### REQUIRED TASK
Wherever the word "name" appears in a line, copy that line.
....
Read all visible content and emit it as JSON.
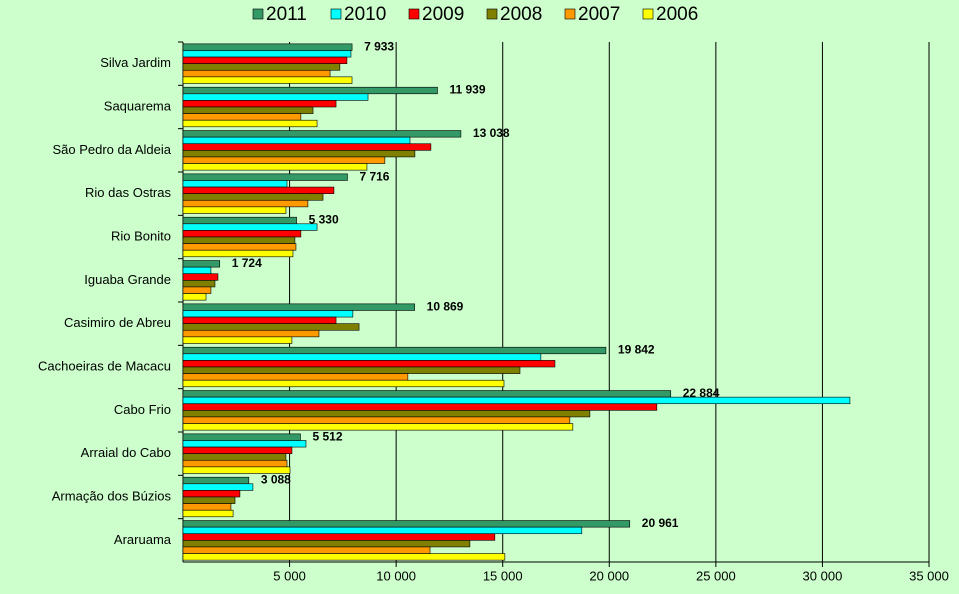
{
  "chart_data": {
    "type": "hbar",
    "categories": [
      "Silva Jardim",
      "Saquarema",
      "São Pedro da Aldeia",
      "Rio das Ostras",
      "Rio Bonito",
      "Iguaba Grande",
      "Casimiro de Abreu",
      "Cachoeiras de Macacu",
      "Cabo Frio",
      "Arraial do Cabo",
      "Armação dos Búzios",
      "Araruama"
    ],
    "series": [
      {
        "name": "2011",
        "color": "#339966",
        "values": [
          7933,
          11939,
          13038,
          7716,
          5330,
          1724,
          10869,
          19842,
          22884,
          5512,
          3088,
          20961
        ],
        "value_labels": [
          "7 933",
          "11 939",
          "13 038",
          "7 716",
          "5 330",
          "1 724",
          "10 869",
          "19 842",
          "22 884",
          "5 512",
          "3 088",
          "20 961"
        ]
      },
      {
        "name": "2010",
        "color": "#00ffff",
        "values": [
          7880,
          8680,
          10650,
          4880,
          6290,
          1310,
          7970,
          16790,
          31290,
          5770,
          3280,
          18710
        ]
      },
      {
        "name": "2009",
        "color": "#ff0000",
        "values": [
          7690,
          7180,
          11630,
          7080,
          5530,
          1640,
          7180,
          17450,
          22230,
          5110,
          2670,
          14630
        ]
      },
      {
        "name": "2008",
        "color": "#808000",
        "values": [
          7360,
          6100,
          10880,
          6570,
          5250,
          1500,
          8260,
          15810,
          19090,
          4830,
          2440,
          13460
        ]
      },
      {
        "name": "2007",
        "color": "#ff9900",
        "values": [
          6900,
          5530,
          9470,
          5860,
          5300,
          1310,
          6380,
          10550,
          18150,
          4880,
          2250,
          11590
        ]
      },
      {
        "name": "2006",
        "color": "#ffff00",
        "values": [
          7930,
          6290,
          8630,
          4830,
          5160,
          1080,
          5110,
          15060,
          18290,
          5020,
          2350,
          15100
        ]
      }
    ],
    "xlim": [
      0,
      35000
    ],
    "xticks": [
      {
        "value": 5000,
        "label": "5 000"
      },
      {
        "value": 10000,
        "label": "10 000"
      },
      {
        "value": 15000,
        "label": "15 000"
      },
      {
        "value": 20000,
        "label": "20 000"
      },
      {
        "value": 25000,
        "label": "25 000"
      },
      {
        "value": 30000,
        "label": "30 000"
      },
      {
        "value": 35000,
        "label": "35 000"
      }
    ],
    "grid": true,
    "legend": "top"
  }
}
....
### WORKED ANSWER
        "name": "2011",
        "name": "2010",
        "name": "2009",
        "name": "2008",
        "name": "2007",
        "name": "2006",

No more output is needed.